> [Problem description] Keep only the lines of the data below that contain "title", and copy them.

BEGIN Dataset extract

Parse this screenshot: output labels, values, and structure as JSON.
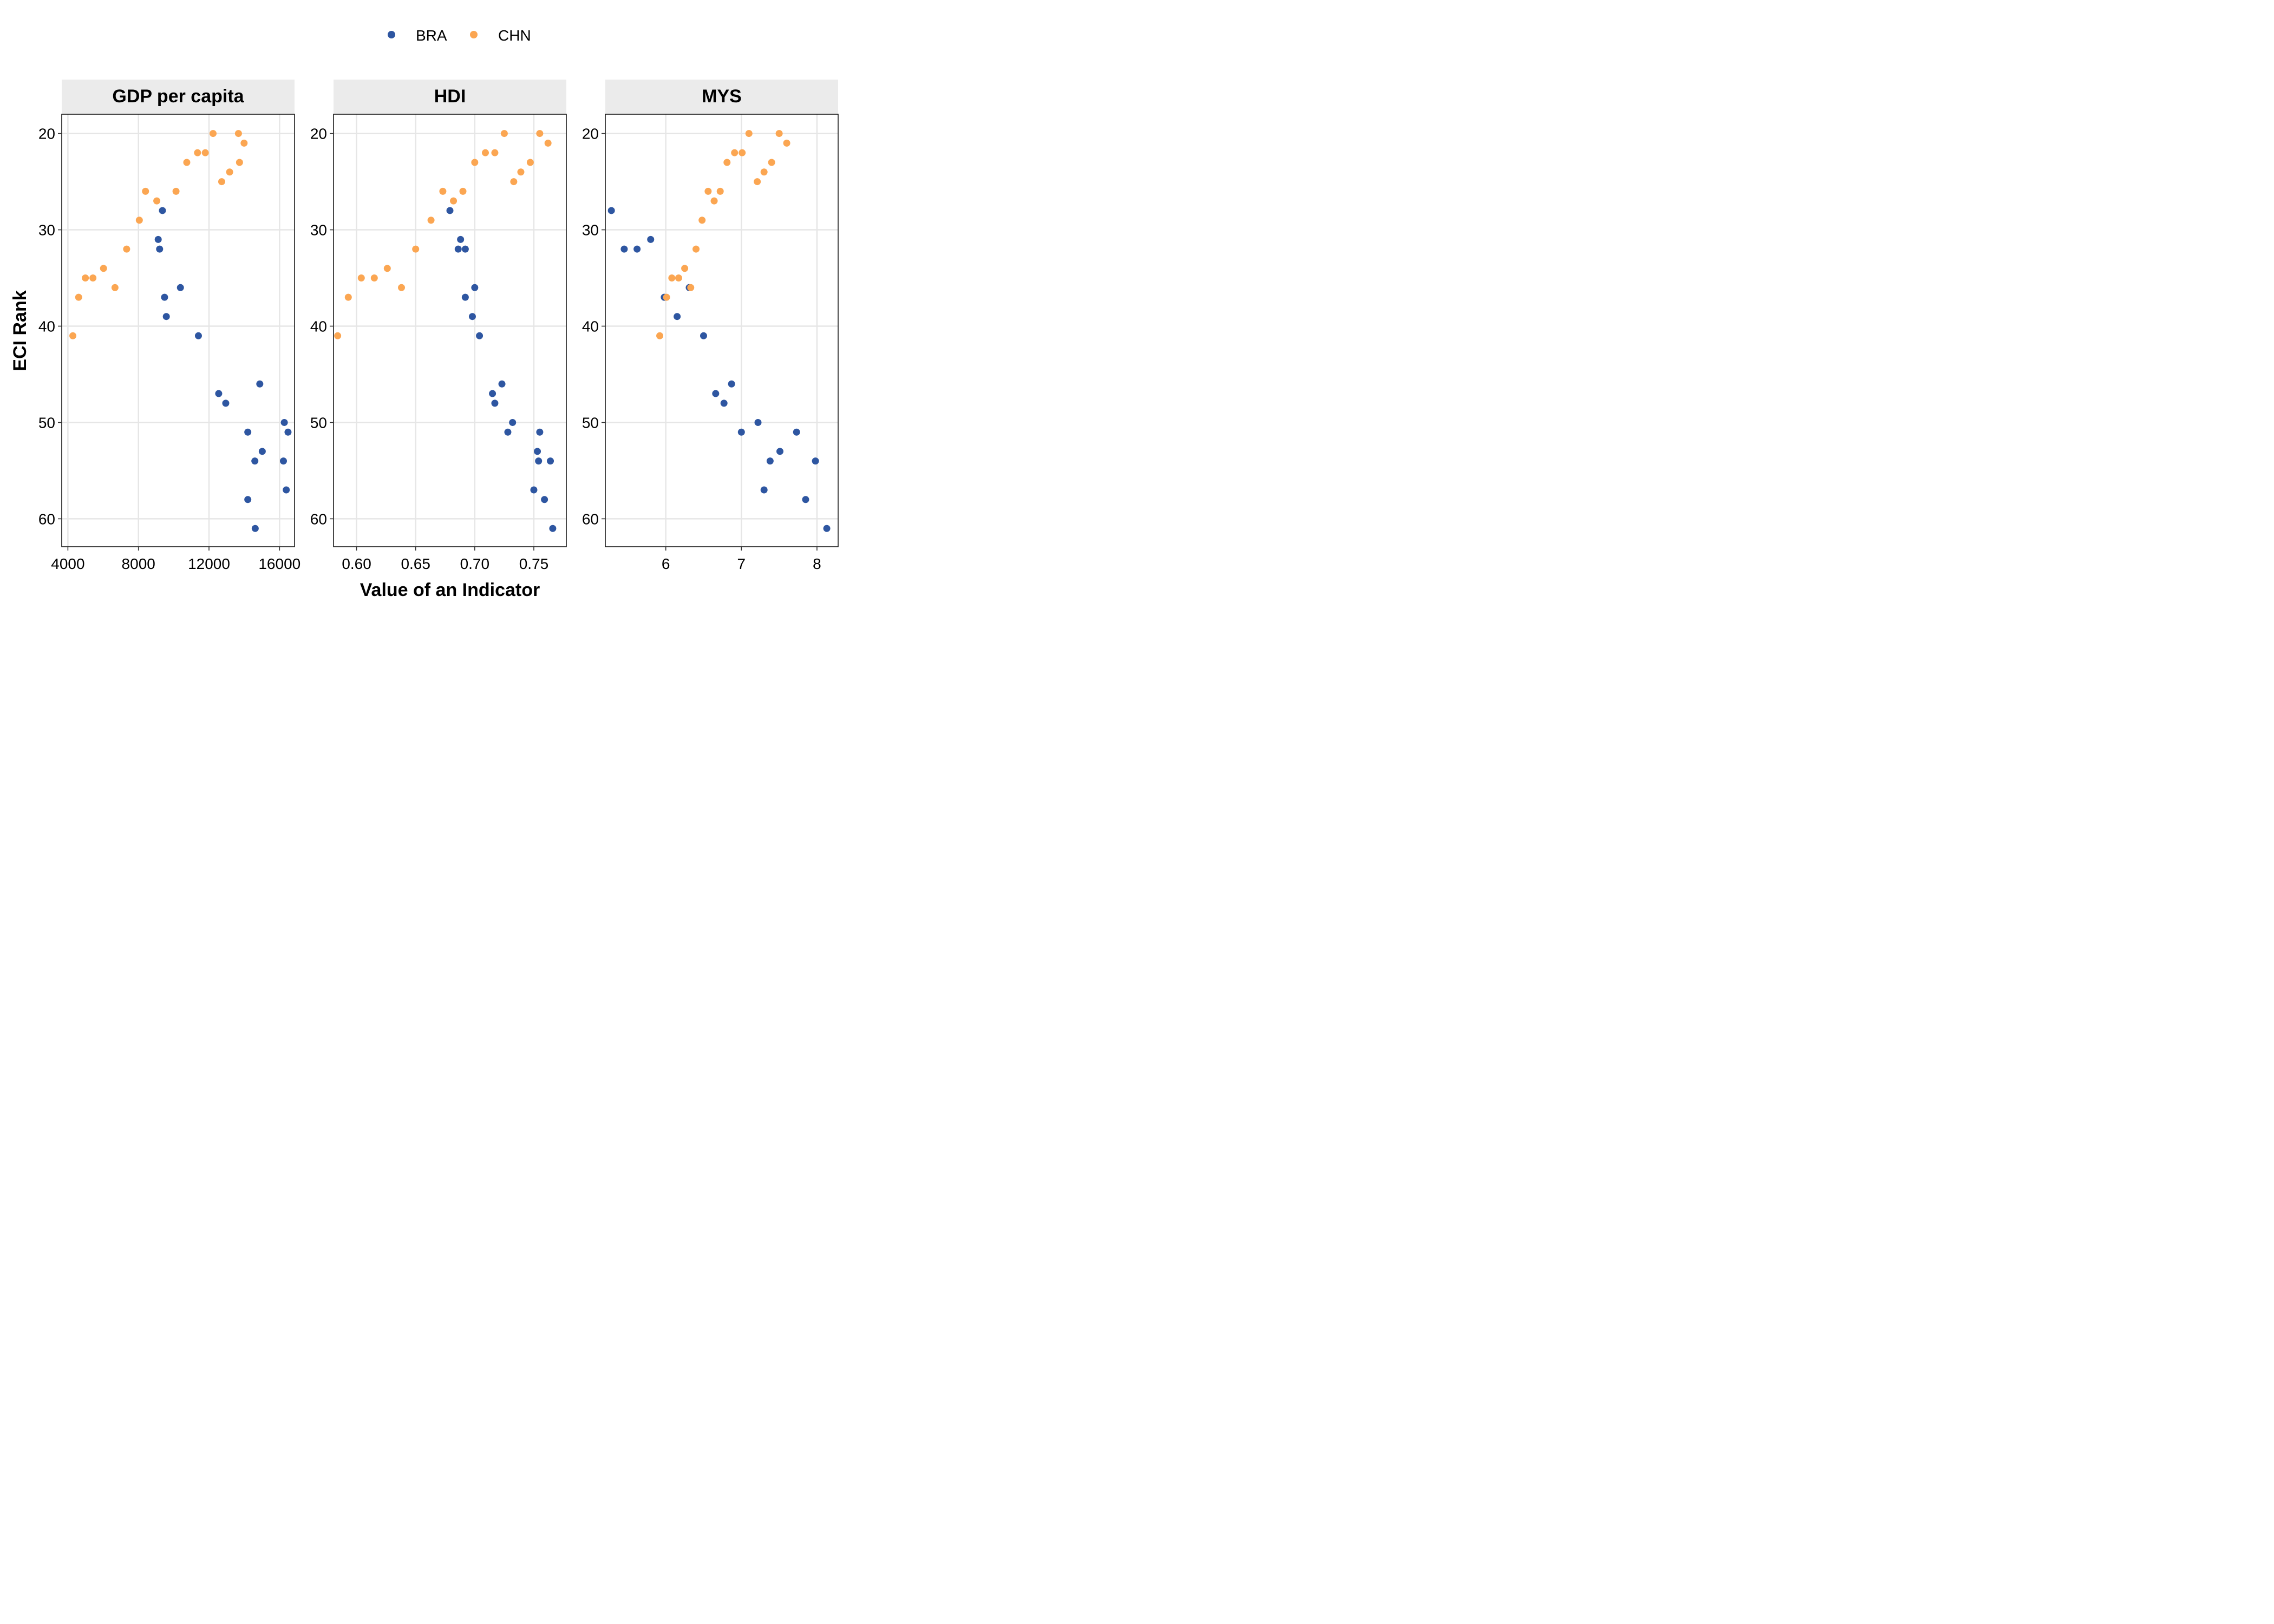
{
  "chart_data": {
    "type": "scatter",
    "xlabel": "Value of an Indicator",
    "ylabel": "ECI Rank",
    "y_reversed": true,
    "ylim": [
      62.9,
      18
    ],
    "yticks": [
      20,
      30,
      40,
      50,
      60
    ],
    "grid": true,
    "legend": {
      "position": "top",
      "entries": [
        {
          "name": "BRA",
          "color": "#2e56a1"
        },
        {
          "name": "CHN",
          "color": "#fba652"
        }
      ]
    },
    "panels": [
      {
        "title": "GDP per capita",
        "xlim": [
          3650,
          16850
        ],
        "xticks": [
          4000,
          8000,
          12000,
          16000
        ],
        "series": [
          {
            "name": "BRA",
            "points": [
              [
                9360,
                28
              ],
              [
                9120,
                31
              ],
              [
                9200,
                32
              ],
              [
                10380,
                36
              ],
              [
                9480,
                37
              ],
              [
                9580,
                39
              ],
              [
                11400,
                41
              ],
              [
                14880,
                46
              ],
              [
                12550,
                47
              ],
              [
                12950,
                48
              ],
              [
                16270,
                50
              ],
              [
                14200,
                51
              ],
              [
                16480,
                51
              ],
              [
                15020,
                53
              ],
              [
                14600,
                54
              ],
              [
                16220,
                54
              ],
              [
                16380,
                57
              ],
              [
                14200,
                58
              ],
              [
                14620,
                61
              ]
            ]
          },
          {
            "name": "CHN",
            "points": [
              [
                12230,
                20
              ],
              [
                13670,
                20
              ],
              [
                13990,
                21
              ],
              [
                11350,
                22
              ],
              [
                11790,
                22
              ],
              [
                10740,
                23
              ],
              [
                13730,
                23
              ],
              [
                13170,
                24
              ],
              [
                12720,
                25
              ],
              [
                8400,
                26
              ],
              [
                10130,
                26
              ],
              [
                9040,
                27
              ],
              [
                8050,
                29
              ],
              [
                7330,
                32
              ],
              [
                6020,
                34
              ],
              [
                4990,
                35
              ],
              [
                5420,
                35
              ],
              [
                6670,
                36
              ],
              [
                4610,
                37
              ],
              [
                4280,
                41
              ]
            ]
          }
        ]
      },
      {
        "title": "HDI",
        "xlim": [
          0.5805,
          0.7775
        ],
        "xticks": [
          0.6,
          0.65,
          0.7,
          0.75
        ],
        "xtick_labels": [
          "0.60",
          "0.65",
          "0.70",
          "0.75"
        ],
        "series": [
          {
            "name": "BRA",
            "points": [
              [
                0.679,
                28
              ],
              [
                0.688,
                31
              ],
              [
                0.686,
                32
              ],
              [
                0.692,
                32
              ],
              [
                0.7,
                36
              ],
              [
                0.692,
                37
              ],
              [
                0.698,
                39
              ],
              [
                0.704,
                41
              ],
              [
                0.723,
                46
              ],
              [
                0.715,
                47
              ],
              [
                0.717,
                48
              ],
              [
                0.732,
                50
              ],
              [
                0.728,
                51
              ],
              [
                0.755,
                51
              ],
              [
                0.753,
                53
              ],
              [
                0.754,
                54
              ],
              [
                0.764,
                54
              ],
              [
                0.75,
                57
              ],
              [
                0.759,
                58
              ],
              [
                0.766,
                61
              ]
            ]
          },
          {
            "name": "CHN",
            "points": [
              [
                0.725,
                20
              ],
              [
                0.755,
                20
              ],
              [
                0.762,
                21
              ],
              [
                0.709,
                22
              ],
              [
                0.717,
                22
              ],
              [
                0.7,
                23
              ],
              [
                0.747,
                23
              ],
              [
                0.739,
                24
              ],
              [
                0.733,
                25
              ],
              [
                0.673,
                26
              ],
              [
                0.69,
                26
              ],
              [
                0.682,
                27
              ],
              [
                0.663,
                29
              ],
              [
                0.65,
                32
              ],
              [
                0.626,
                34
              ],
              [
                0.604,
                35
              ],
              [
                0.615,
                35
              ],
              [
                0.638,
                36
              ],
              [
                0.593,
                37
              ],
              [
                0.584,
                41
              ]
            ]
          }
        ]
      },
      {
        "title": "MYS",
        "xlim": [
          5.2,
          8.28
        ],
        "xticks": [
          6,
          7,
          8
        ],
        "series": [
          {
            "name": "BRA",
            "points": [
              [
                5.28,
                28
              ],
              [
                5.8,
                31
              ],
              [
                5.45,
                32
              ],
              [
                5.62,
                32
              ],
              [
                6.31,
                36
              ],
              [
                5.98,
                37
              ],
              [
                6.15,
                39
              ],
              [
                6.5,
                41
              ],
              [
                6.87,
                46
              ],
              [
                6.66,
                47
              ],
              [
                6.77,
                48
              ],
              [
                7.22,
                50
              ],
              [
                7.0,
                51
              ],
              [
                7.73,
                51
              ],
              [
                7.51,
                53
              ],
              [
                7.38,
                54
              ],
              [
                7.98,
                54
              ],
              [
                7.3,
                57
              ],
              [
                7.85,
                58
              ],
              [
                8.13,
                61
              ]
            ]
          },
          {
            "name": "CHN",
            "points": [
              [
                7.1,
                20
              ],
              [
                7.5,
                20
              ],
              [
                7.6,
                21
              ],
              [
                6.91,
                22
              ],
              [
                7.01,
                22
              ],
              [
                6.81,
                23
              ],
              [
                7.4,
                23
              ],
              [
                7.3,
                24
              ],
              [
                7.21,
                25
              ],
              [
                6.56,
                26
              ],
              [
                6.72,
                26
              ],
              [
                6.64,
                27
              ],
              [
                6.48,
                29
              ],
              [
                6.4,
                32
              ],
              [
                6.25,
                34
              ],
              [
                6.08,
                35
              ],
              [
                6.17,
                35
              ],
              [
                6.33,
                36
              ],
              [
                6.01,
                37
              ],
              [
                5.92,
                41
              ]
            ]
          }
        ]
      }
    ]
  }
}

END Dataset extract

> [Solution below]
        "title": "GDP per capita",
        "title": "HDI",
        "title": "MYS",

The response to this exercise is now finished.